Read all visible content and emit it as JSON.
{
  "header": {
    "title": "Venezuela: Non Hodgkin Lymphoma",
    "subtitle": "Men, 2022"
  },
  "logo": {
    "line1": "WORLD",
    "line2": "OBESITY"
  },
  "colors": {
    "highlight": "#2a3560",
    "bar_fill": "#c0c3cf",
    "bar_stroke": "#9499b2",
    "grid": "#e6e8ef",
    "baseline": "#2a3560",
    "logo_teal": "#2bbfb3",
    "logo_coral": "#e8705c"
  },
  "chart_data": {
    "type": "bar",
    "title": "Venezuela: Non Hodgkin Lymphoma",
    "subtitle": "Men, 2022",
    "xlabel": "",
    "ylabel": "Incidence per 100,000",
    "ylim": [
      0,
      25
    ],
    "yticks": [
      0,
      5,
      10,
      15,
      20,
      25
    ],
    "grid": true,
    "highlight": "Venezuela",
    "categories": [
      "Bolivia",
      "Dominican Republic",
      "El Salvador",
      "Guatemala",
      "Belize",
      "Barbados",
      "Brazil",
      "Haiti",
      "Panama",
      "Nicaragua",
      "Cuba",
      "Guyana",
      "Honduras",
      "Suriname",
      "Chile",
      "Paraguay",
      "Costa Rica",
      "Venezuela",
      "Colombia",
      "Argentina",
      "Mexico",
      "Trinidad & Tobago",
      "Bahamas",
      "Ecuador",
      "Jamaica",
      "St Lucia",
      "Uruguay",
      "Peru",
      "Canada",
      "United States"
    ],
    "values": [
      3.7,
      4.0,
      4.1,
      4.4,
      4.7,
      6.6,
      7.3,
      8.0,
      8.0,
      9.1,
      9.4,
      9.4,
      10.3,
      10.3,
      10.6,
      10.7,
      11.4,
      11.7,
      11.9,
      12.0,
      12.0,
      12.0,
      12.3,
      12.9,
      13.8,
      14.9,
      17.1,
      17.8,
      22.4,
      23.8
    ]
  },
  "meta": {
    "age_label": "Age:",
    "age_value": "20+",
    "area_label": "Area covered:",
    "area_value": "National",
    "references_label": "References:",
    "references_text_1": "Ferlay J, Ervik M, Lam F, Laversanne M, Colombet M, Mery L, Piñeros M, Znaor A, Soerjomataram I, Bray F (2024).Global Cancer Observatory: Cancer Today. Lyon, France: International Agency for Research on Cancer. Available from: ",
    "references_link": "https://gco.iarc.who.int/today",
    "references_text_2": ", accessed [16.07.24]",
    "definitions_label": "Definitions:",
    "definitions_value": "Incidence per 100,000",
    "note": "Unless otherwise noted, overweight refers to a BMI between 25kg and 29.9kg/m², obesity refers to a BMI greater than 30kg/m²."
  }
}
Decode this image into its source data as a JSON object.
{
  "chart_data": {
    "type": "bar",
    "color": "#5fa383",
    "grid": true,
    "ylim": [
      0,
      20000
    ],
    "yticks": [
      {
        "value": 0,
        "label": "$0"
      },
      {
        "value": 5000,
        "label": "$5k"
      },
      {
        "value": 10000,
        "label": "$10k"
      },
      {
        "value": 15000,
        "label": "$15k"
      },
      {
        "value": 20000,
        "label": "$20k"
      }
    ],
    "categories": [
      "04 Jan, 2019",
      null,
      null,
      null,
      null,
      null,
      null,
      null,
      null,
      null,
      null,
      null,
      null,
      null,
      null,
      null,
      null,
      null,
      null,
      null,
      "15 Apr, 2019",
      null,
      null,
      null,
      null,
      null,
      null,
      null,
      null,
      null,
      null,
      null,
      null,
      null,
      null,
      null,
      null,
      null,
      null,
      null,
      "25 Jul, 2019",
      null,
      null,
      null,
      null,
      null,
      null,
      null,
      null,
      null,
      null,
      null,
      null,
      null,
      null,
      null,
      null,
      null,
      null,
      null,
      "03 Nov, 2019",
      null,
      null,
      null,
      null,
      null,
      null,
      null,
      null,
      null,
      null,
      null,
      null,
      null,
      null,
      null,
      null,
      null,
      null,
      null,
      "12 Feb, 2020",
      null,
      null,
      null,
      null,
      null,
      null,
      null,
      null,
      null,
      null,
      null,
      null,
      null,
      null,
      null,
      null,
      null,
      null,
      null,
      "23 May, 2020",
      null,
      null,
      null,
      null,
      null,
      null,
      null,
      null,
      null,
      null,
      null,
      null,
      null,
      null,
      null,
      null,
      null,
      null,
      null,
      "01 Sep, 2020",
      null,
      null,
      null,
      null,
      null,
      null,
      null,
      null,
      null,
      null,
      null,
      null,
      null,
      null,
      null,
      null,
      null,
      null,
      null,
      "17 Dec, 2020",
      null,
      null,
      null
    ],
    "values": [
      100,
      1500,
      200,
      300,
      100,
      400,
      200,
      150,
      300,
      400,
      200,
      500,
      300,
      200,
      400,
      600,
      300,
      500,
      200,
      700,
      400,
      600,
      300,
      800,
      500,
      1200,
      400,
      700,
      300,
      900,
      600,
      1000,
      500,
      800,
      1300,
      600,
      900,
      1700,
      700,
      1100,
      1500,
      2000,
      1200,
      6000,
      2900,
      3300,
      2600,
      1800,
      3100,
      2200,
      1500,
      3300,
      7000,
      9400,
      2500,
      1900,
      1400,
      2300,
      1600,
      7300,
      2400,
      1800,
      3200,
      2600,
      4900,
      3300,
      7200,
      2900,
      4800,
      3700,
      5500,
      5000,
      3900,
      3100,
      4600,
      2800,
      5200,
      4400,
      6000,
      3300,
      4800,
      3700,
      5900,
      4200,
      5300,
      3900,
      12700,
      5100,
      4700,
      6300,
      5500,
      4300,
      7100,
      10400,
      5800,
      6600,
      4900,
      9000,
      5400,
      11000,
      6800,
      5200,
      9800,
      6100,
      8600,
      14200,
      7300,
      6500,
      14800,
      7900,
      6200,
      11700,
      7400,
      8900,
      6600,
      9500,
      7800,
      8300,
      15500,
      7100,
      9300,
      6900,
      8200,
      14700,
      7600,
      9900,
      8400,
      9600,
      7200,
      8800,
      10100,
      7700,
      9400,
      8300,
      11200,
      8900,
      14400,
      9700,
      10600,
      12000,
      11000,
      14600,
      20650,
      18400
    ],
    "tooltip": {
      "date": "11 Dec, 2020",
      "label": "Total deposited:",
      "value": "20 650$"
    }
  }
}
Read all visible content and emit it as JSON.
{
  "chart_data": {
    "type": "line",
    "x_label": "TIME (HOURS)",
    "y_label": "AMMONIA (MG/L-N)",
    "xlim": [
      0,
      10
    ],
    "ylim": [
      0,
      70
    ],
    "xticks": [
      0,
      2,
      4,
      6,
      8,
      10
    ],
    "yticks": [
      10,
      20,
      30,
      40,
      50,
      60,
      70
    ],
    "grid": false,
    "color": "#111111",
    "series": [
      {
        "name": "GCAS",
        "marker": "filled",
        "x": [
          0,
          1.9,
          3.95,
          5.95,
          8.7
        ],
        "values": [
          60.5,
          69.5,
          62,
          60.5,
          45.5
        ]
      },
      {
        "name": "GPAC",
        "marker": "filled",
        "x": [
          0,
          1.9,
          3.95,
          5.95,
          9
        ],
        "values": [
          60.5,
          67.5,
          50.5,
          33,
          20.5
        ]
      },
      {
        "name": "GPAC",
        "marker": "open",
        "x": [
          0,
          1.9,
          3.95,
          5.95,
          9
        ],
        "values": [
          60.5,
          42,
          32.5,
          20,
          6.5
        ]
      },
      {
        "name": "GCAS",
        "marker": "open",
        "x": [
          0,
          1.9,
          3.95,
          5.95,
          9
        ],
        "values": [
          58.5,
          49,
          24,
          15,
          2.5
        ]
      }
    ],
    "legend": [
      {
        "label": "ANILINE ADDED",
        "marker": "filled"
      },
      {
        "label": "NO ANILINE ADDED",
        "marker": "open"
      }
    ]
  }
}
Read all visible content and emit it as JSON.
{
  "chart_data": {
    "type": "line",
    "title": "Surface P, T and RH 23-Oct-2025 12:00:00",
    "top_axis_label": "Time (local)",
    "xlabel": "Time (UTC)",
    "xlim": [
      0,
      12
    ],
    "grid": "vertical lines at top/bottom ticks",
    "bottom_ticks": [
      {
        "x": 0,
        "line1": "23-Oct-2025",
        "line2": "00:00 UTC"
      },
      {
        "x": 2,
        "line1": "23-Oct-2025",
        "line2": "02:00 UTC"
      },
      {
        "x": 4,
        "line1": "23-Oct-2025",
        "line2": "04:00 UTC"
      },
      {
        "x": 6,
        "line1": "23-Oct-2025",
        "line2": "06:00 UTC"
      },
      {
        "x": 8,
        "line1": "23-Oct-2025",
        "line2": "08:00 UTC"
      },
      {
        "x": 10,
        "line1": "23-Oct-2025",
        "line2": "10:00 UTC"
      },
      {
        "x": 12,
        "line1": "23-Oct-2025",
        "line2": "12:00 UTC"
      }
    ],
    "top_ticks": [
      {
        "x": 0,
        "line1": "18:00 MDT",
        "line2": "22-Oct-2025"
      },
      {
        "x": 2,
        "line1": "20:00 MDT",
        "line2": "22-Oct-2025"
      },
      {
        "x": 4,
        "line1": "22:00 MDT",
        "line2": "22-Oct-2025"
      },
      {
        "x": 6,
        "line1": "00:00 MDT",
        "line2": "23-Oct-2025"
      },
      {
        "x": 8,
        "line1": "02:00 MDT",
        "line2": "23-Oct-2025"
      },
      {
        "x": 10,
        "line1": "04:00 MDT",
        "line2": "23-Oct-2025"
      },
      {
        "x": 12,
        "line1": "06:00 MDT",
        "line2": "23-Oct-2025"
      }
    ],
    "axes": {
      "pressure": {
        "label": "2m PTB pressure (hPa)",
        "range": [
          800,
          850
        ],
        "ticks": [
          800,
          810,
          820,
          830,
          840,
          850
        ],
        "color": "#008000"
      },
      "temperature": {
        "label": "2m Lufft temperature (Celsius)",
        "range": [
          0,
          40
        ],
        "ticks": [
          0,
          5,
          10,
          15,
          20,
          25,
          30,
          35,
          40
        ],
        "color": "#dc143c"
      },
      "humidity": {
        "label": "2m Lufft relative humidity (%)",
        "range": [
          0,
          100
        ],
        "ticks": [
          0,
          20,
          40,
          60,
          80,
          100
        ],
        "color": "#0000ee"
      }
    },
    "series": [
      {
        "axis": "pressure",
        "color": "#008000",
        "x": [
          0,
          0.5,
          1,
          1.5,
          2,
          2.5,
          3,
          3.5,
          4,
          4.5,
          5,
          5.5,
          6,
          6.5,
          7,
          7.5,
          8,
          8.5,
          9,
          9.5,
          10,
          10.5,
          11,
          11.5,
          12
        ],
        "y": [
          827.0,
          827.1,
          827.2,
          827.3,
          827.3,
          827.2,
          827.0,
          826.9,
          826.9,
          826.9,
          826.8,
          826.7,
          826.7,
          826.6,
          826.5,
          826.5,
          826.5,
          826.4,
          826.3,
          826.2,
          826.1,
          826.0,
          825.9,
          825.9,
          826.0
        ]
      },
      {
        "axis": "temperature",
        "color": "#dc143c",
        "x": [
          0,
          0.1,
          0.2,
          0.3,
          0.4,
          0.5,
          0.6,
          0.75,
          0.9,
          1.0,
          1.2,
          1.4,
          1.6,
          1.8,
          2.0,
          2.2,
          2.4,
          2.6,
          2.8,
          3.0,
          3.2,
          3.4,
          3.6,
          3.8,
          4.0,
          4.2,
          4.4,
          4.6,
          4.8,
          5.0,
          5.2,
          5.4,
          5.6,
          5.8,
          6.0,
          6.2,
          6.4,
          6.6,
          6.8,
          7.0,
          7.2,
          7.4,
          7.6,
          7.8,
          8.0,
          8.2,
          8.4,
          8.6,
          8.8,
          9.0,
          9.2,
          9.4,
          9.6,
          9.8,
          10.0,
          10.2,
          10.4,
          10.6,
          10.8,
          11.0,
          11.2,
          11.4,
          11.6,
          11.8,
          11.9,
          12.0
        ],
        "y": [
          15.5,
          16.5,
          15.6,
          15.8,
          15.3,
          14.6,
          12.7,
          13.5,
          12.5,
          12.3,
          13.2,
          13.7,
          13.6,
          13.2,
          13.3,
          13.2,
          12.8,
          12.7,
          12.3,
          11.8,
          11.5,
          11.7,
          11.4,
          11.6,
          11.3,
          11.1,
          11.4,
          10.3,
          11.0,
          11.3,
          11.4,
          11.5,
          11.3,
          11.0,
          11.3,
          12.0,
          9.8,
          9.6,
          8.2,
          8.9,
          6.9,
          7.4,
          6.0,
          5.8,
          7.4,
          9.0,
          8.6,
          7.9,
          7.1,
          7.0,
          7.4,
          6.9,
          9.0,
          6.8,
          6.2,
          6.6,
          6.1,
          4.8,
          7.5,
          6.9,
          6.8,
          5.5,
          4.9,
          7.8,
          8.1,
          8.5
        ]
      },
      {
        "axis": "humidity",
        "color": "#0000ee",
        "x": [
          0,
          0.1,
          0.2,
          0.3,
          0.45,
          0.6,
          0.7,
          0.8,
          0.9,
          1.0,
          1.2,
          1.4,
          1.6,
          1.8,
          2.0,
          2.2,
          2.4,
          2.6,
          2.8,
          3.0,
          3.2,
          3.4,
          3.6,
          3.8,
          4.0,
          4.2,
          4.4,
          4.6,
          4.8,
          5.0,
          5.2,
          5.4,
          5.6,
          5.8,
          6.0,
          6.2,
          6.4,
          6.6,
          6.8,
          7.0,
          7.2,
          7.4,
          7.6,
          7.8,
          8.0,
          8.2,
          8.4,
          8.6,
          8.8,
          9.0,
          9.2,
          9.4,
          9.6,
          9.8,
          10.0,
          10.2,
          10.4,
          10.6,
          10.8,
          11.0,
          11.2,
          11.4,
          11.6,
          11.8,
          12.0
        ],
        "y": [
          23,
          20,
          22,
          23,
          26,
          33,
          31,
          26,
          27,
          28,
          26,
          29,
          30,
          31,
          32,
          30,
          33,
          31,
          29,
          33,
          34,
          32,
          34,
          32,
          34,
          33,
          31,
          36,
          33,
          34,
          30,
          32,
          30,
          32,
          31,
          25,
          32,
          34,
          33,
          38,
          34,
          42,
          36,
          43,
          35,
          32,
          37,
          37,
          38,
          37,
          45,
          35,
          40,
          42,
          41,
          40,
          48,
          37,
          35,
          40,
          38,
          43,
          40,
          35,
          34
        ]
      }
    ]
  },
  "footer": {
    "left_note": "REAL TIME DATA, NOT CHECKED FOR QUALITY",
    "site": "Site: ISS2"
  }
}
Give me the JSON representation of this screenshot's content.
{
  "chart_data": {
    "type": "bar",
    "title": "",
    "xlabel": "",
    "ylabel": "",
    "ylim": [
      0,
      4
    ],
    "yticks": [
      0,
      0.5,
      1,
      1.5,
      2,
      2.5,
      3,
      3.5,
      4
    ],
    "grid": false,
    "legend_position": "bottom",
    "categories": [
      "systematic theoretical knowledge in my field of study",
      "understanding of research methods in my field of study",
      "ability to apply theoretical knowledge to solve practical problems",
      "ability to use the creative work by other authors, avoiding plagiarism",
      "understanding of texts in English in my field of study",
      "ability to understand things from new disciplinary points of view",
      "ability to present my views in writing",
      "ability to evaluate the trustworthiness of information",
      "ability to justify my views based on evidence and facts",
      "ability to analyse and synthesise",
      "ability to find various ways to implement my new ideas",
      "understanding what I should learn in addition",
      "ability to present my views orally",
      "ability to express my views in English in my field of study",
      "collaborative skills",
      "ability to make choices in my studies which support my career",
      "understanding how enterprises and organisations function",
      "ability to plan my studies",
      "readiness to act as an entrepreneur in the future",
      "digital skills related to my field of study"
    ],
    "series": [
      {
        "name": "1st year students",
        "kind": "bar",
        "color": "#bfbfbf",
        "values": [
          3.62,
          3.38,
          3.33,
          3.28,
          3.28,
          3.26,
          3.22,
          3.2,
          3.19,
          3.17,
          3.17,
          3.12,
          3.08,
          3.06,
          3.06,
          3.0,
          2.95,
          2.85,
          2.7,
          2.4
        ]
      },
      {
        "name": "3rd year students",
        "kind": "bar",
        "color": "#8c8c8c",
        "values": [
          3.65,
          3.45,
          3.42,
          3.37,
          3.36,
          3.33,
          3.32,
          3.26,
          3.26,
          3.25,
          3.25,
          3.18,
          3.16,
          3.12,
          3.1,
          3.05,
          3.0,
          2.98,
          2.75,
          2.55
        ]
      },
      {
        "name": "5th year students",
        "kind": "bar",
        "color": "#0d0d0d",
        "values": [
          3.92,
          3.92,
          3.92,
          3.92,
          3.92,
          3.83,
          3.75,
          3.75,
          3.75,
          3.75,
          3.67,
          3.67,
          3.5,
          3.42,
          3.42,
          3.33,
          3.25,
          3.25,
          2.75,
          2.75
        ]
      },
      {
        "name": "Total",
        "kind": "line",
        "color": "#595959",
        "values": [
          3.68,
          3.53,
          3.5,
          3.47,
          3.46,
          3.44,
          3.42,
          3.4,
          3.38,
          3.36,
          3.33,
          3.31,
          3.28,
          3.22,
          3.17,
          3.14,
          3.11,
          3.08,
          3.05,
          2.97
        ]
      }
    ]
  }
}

________

> _Given problem_:
Return each line of the data that contains the string "English".

> _Solved exercise_:
      "understanding of texts in English in my field of study",
      "ability to express my views in English in my field of study",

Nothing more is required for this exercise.